Exercise requirements
Check each line of the listing below for the string "minus", and copy the ones that have it.

Source records

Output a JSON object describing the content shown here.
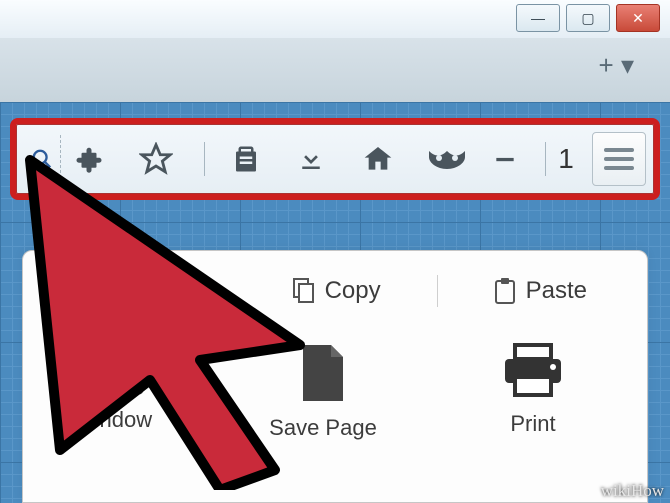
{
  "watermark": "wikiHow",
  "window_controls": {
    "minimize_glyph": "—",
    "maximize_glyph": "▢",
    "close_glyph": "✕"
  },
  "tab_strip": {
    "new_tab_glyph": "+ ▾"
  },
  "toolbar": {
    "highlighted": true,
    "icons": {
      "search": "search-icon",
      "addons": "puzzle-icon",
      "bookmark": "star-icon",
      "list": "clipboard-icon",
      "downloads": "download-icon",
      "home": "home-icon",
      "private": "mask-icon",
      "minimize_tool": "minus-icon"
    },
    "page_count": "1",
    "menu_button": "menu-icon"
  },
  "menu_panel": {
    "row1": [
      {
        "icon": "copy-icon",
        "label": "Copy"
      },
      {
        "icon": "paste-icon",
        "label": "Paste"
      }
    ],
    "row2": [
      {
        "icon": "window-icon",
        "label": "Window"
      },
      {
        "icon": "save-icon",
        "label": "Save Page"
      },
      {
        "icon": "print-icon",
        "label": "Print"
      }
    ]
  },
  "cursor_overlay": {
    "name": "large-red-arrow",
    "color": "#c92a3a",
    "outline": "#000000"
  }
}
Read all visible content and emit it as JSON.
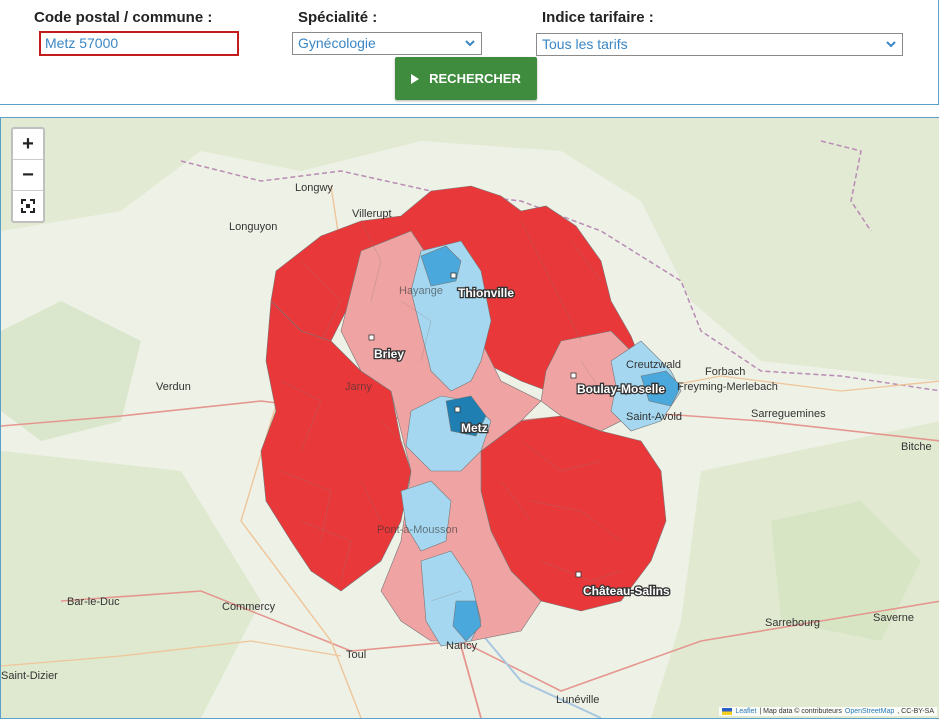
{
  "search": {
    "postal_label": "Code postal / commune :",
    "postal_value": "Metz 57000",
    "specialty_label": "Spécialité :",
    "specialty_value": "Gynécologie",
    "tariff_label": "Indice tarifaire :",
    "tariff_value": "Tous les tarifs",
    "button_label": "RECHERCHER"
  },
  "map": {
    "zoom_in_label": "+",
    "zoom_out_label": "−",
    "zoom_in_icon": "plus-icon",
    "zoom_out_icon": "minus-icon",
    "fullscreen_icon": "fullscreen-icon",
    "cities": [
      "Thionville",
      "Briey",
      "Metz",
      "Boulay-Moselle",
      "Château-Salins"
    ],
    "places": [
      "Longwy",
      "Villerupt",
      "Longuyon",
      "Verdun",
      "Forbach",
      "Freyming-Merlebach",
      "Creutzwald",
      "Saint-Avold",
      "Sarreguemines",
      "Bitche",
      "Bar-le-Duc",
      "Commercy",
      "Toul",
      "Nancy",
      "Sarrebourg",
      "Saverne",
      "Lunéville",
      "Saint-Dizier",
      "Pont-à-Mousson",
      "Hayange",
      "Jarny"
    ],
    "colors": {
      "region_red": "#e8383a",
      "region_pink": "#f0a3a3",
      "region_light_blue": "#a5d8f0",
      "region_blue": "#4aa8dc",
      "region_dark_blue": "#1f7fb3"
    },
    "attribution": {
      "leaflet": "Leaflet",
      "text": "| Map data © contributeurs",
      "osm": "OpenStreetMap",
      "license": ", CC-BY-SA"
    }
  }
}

Result of this task
      "minimize_tool": "minus-icon"
    "zoom_out_icon": "minus-icon",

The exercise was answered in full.